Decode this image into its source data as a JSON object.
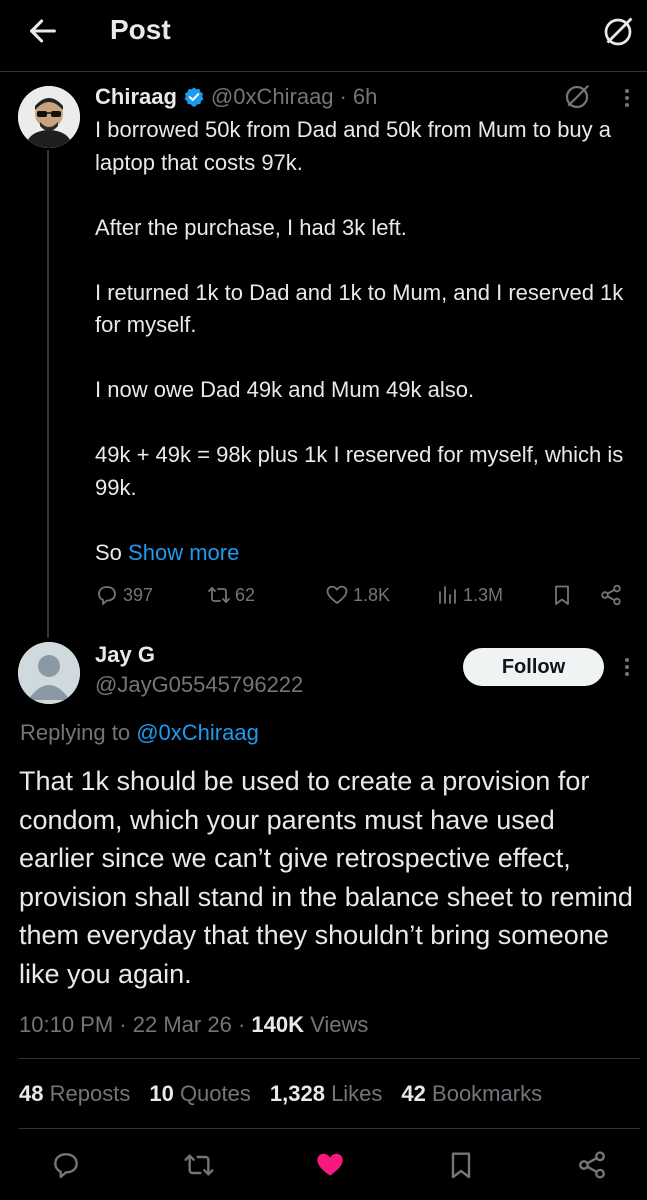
{
  "header": {
    "title": "Post"
  },
  "post": {
    "name": "Chiraag",
    "handle": "@0xChiraag",
    "separator": "·",
    "time": "6h",
    "lines": [
      "I borrowed 50k from Dad and 50k from Mum to buy a laptop that costs 97k.",
      "After the purchase, I had 3k left.",
      "I returned 1k to Dad and 1k to Mum, and I reserved 1k for myself.",
      "I now owe Dad 49k and Mum 49k also.",
      "49k + 49k = 98k plus 1k I reserved for myself, which is 99k."
    ],
    "truncated_text": "So",
    "show_more": "Show more",
    "replies": "397",
    "reposts": "62",
    "likes": "1.8K",
    "views": "1.3M"
  },
  "reply": {
    "name": "Jay G",
    "handle": "@JayG05545796222",
    "follow_label": "Follow",
    "replying_to_label": "Replying to",
    "replying_to_handle": "@0xChiraag",
    "text": "That 1k should be used to create a provision for condom, which your parents must have used earlier since we can’t give retrospective effect, provision shall stand in the balance sheet to remind them everyday that they shouldn’t bring someone like you again.",
    "time": "10:10 PM",
    "date": "22 Mar 26",
    "separator": "·",
    "views_count": "140K",
    "views_label": "Views",
    "stats": {
      "reposts_count": "48",
      "reposts_label": "Reposts",
      "quotes_count": "10",
      "quotes_label": "Quotes",
      "likes_count": "1,328",
      "likes_label": "Likes",
      "bookmarks_count": "42",
      "bookmarks_label": "Bookmarks"
    }
  },
  "icons": {
    "back": "arrow-left-icon",
    "grok": "grok-icon",
    "verified": "verified-badge-icon",
    "more": "more-vertical-icon",
    "reply": "reply-icon",
    "repost": "repost-icon",
    "like": "heart-icon",
    "views": "views-icon",
    "bookmark": "bookmark-icon",
    "share": "share-icon"
  },
  "colors": {
    "background": "#000000",
    "text": "#e7e9ea",
    "muted": "#71767b",
    "accent": "#1d9bf0",
    "like_active": "#f91880",
    "divider": "#2f3336"
  }
}
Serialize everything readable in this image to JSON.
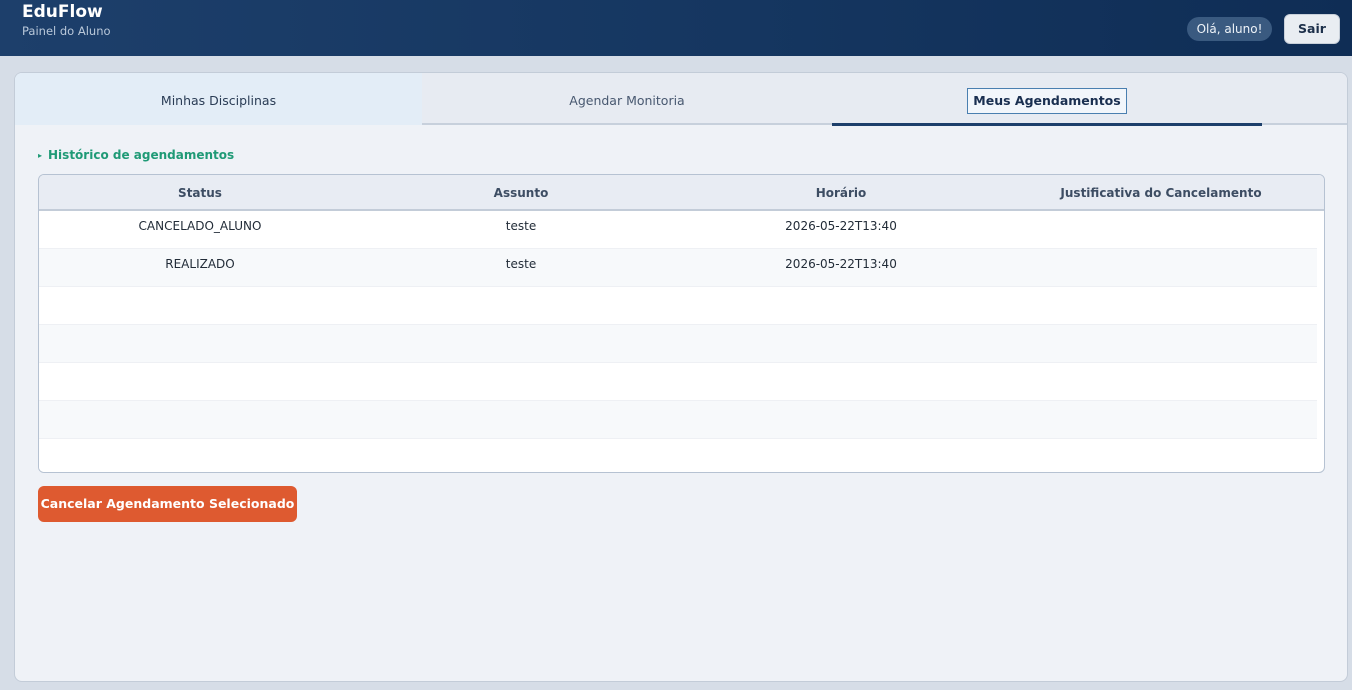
{
  "header": {
    "brand": "EduFlow",
    "subtitle": "Painel do Aluno",
    "greeting": "Olá, aluno!",
    "logout_label": "Sair"
  },
  "tabs": [
    {
      "label": "Minhas Disciplinas",
      "active": false
    },
    {
      "label": "Agendar Monitoria",
      "active": false
    },
    {
      "label": "Meus Agendamentos",
      "active": true
    }
  ],
  "section": {
    "title": "Histórico de agendamentos"
  },
  "table": {
    "columns": [
      "Status",
      "Assunto",
      "Horário",
      "Justificativa do Cancelamento"
    ],
    "rows": [
      {
        "status": "CANCELADO_ALUNO",
        "assunto": "teste",
        "horario": "2026-05-22T13:40",
        "justificativa": ""
      },
      {
        "status": "REALIZADO",
        "assunto": "teste",
        "horario": "2026-05-22T13:40",
        "justificativa": ""
      }
    ]
  },
  "actions": {
    "cancel_label": "Cancelar Agendamento Selecionado"
  },
  "colors": {
    "header_bg": "#153660",
    "accent_green": "#1f9a76",
    "danger": "#de5a30"
  }
}
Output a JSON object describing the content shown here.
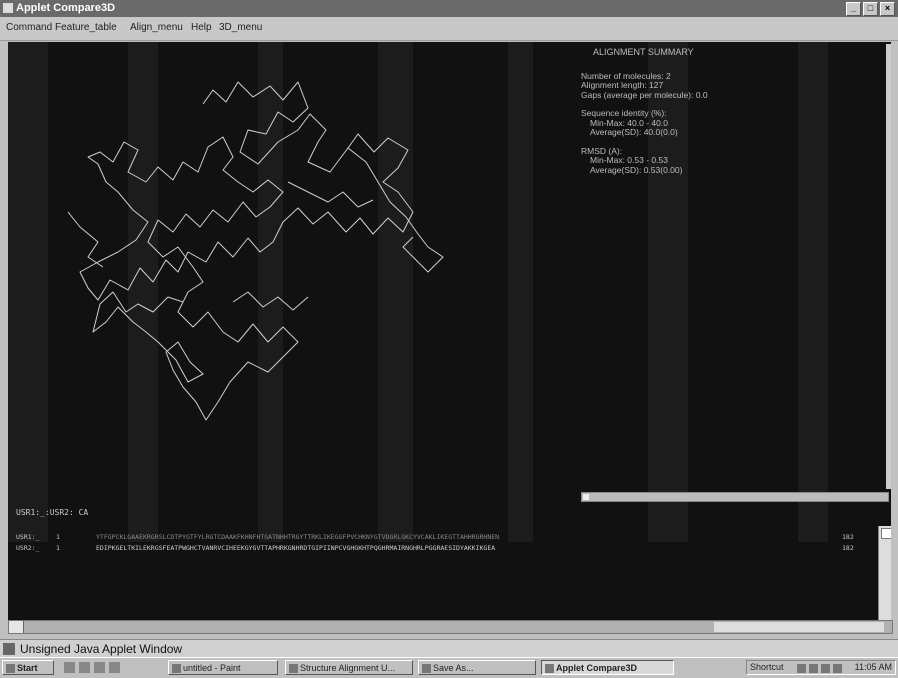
{
  "window": {
    "title": "Applet Compare3D",
    "controls": [
      "minimize-icon",
      "maximize-icon",
      "close-icon"
    ]
  },
  "menu": [
    "Command",
    "Feature_table",
    "Align_menu",
    "Help",
    "3D_menu"
  ],
  "summary": {
    "heading": "ALIGNMENT SUMMARY",
    "molecules": "Number of molecules: 2",
    "length": "Alignment length: 127",
    "gaps": "Gaps (average per molecule): 0.0",
    "identity_label": "Sequence identity (%):",
    "identity_minmax": "Min-Max: 40.0 - 40.0",
    "identity_avg": "Average(SD): 40.0(0.0)",
    "rmsd_label": "RMSD (A):",
    "rmsd_minmax": "Min-Max: 0.53 - 0.53",
    "rmsd_avg": "Average(SD): 0.53(0.00)"
  },
  "sequence": {
    "title": "USR1:_:USR2: CA",
    "rows": [
      {
        "name": "USR1:_",
        "start": "1",
        "seq": "YTFGPCKLGAAEKRGRSLCDTPYGTFYLRGTCDAAKFKHNFHTGATNHHTRGYTTRKLIKEGGFPVCHKNYGTVDGRLGKCYVCAKLIKEGTTAHHRGRHNEN",
        "end": "182"
      },
      {
        "name": "USR2:_",
        "start": "1",
        "seq": "EDIPKGELTKILEKRGSFEATPWGHCTVANRVCIHEEKGYGVTTAPHRKGNHRDTGIPIINPCVGHGKHTPQGHRMAIRNGHRLPGGRAESIDYAKKIKGEA",
        "end": "182"
      }
    ]
  },
  "statusbar": {
    "text": "Unsigned Java Applet Window"
  },
  "taskbar": {
    "start": "Start",
    "buttons": [
      "untitled - Paint",
      "Structure Alignment U...",
      "Save As...",
      "Applet Compare3D",
      "Shortcut"
    ],
    "clock": "11:05 AM"
  }
}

**Brief:** Leave out the pictures and restate everything else word for word.

**Written response:**
Decode this image into its source data as a JSON object.
{
  "header": {
    "title": "Post"
  },
  "post": {
    "name": "Chiraag",
    "handle": "@0xChiraag",
    "separator": "·",
    "time": "6h",
    "lines": [
      "I borrowed 50k from Dad and 50k from Mum to buy a laptop that costs 97k.",
      "After the purchase, I had 3k left.",
      "I returned 1k to Dad and 1k to Mum, and I reserved 1k for myself.",
      "I now owe Dad 49k and Mum 49k also.",
      "49k + 49k = 98k plus 1k I reserved for myself, which is 99k."
    ],
    "truncated_text": "So",
    "show_more": "Show more",
    "replies": "397",
    "reposts": "62",
    "likes": "1.8K",
    "views": "1.3M"
  },
  "reply": {
    "name": "Jay G",
    "handle": "@JayG05545796222",
    "follow_label": "Follow",
    "replying_to_label": "Replying to",
    "replying_to_handle": "@0xChiraag",
    "text": "That 1k should be used to create a provision for condom, which your parents must have used earlier since we can’t give retrospective effect, provision shall stand in the balance sheet to remind them everyday that they shouldn’t bring someone like you again.",
    "time": "10:10 PM",
    "date": "22 Mar 26",
    "separator": "·",
    "views_count": "140K",
    "views_label": "Views",
    "stats": {
      "reposts_count": "48",
      "reposts_label": "Reposts",
      "quotes_count": "10",
      "quotes_label": "Quotes",
      "likes_count": "1,328",
      "likes_label": "Likes",
      "bookmarks_count": "42",
      "bookmarks_label": "Bookmarks"
    }
  },
  "icons": {
    "back": "arrow-left-icon",
    "grok": "grok-icon",
    "verified": "verified-badge-icon",
    "more": "more-vertical-icon",
    "reply": "reply-icon",
    "repost": "repost-icon",
    "like": "heart-icon",
    "views": "views-icon",
    "bookmark": "bookmark-icon",
    "share": "share-icon"
  },
  "colors": {
    "background": "#000000",
    "text": "#e7e9ea",
    "muted": "#71767b",
    "accent": "#1d9bf0",
    "like_active": "#f91880",
    "divider": "#2f3336"
  }
}
Serialize everything readable in this image to JSON.
{
  "header": {
    "brand": "EduFlow",
    "subtitle": "Painel do Aluno",
    "greeting": "Olá, aluno!",
    "logout_label": "Sair"
  },
  "tabs": [
    {
      "label": "Minhas Disciplinas",
      "active": false
    },
    {
      "label": "Agendar Monitoria",
      "active": false
    },
    {
      "label": "Meus Agendamentos",
      "active": true
    }
  ],
  "section": {
    "title": "Histórico de agendamentos"
  },
  "table": {
    "columns": [
      "Status",
      "Assunto",
      "Horário",
      "Justificativa do Cancelamento"
    ],
    "rows": [
      {
        "status": "CANCELADO_ALUNO",
        "assunto": "teste",
        "horario": "2026-05-22T13:40",
        "justificativa": ""
      },
      {
        "status": "REALIZADO",
        "assunto": "teste",
        "horario": "2026-05-22T13:40",
        "justificativa": ""
      }
    ]
  },
  "actions": {
    "cancel_label": "Cancelar Agendamento Selecionado"
  },
  "colors": {
    "header_bg": "#153660",
    "accent_green": "#1f9a76",
    "danger": "#de5a30"
  }
}
Output a JSON object describing the content shown here.
{
  "window": {
    "title": "Applet Compare3D",
    "controls": [
      "minimize-icon",
      "maximize-icon",
      "close-icon"
    ]
  },
  "menu": [
    "Command",
    "Feature_table",
    "Align_menu",
    "Help",
    "3D_menu"
  ],
  "summary": {
    "heading": "ALIGNMENT SUMMARY",
    "molecules": "Number of molecules: 2",
    "length": "Alignment length: 127",
    "gaps": "Gaps (average per molecule): 0.0",
    "identity_label": "Sequence identity (%):",
    "identity_minmax": "Min-Max: 40.0 - 40.0",
    "identity_avg": "Average(SD): 40.0(0.0)",
    "rmsd_label": "RMSD (A):",
    "rmsd_minmax": "Min-Max: 0.53 - 0.53",
    "rmsd_avg": "Average(SD): 0.53(0.00)"
  },
  "sequence": {
    "title": "USR1:_:USR2: CA",
    "rows": [
      {
        "name": "USR1:_",
        "start": "1",
        "seq": "YTFGPCKLGAAEKRGRSLCDTPYGTFYLRGTCDAAKFKHNFHTGATNHHTRGYTTRKLIKEGGFPVCHKNYGTVDGRLGKCYVCAKLIKEGTTAHHRGRHNEN",
        "end": "182"
      },
      {
        "name": "USR2:_",
        "start": "1",
        "seq": "EDIPKGELTKILEKRGSFEATPWGHCTVANRVCIHEEKGYGVTTAPHRKGNHRDTGIPIINPCVGHGKHTPQGHRMAIRNGHRLPGGRAESIDYAKKIKGEA",
        "end": "182"
      }
    ]
  },
  "statusbar": {
    "text": "Unsigned Java Applet Window"
  },
  "taskbar": {
    "start": "Start",
    "buttons": [
      "untitled - Paint",
      "Structure Alignment U...",
      "Save As...",
      "Applet Compare3D",
      "Shortcut"
    ],
    "clock": "11:05 AM"
  }
}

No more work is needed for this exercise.